◆ Problem statement
Below are records; state how many of their lines hold the word "direction", and give only the figure.
BEGIN Data to process
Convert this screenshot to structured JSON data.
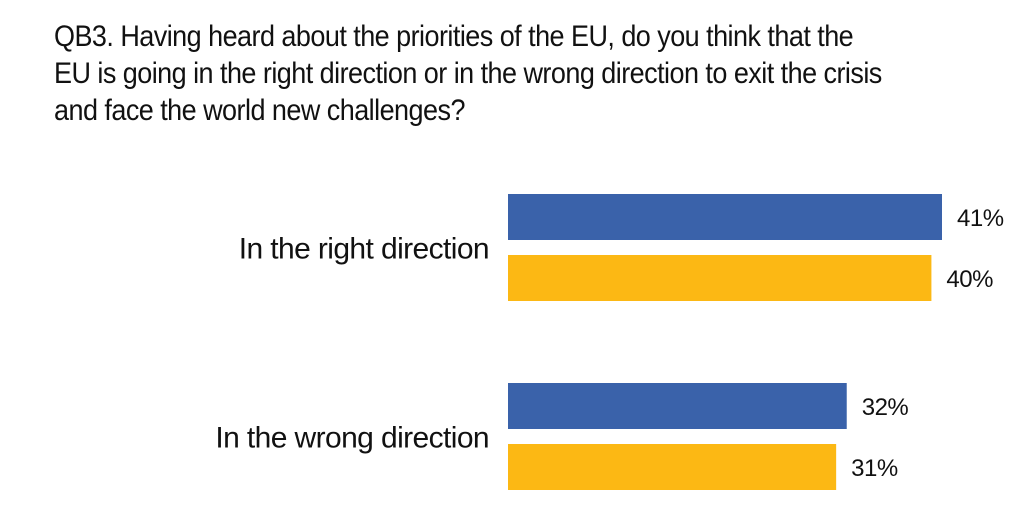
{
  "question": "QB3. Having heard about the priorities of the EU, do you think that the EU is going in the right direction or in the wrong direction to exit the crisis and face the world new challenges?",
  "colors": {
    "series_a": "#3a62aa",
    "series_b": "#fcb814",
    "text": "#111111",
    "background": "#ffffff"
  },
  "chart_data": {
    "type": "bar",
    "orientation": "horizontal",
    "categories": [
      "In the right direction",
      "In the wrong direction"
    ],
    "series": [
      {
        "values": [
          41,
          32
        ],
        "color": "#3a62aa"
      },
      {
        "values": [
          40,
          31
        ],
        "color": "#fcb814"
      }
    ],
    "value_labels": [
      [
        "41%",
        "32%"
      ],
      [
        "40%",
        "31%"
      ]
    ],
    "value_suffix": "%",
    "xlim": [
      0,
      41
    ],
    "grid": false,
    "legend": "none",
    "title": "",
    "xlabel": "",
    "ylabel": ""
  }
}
END Data to process
BEGIN Data to process
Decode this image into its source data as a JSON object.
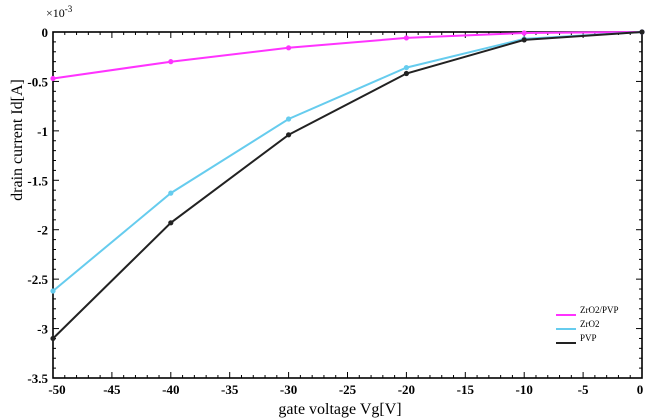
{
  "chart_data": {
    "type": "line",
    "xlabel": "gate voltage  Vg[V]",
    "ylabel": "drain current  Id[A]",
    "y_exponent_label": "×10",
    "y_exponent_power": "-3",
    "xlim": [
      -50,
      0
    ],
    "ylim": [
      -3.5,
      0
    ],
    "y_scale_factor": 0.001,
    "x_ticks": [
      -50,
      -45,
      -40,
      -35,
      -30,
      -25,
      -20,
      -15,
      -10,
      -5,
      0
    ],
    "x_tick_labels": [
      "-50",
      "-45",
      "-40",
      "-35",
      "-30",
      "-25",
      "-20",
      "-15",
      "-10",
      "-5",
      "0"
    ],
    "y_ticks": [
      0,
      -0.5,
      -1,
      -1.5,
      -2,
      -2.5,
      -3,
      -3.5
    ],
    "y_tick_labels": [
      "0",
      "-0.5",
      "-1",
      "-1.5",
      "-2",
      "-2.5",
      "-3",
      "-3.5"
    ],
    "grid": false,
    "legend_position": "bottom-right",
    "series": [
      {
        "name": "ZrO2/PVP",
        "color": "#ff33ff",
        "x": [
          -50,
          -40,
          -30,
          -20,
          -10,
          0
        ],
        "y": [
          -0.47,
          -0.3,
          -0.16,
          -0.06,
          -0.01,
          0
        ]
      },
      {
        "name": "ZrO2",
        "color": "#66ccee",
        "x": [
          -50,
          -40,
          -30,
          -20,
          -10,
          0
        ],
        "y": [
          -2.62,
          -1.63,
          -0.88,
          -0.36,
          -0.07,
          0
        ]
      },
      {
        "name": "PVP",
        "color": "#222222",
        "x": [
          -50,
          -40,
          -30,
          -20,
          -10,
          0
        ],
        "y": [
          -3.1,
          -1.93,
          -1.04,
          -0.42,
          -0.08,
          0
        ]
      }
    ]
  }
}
END Data to process
◆ Final result
3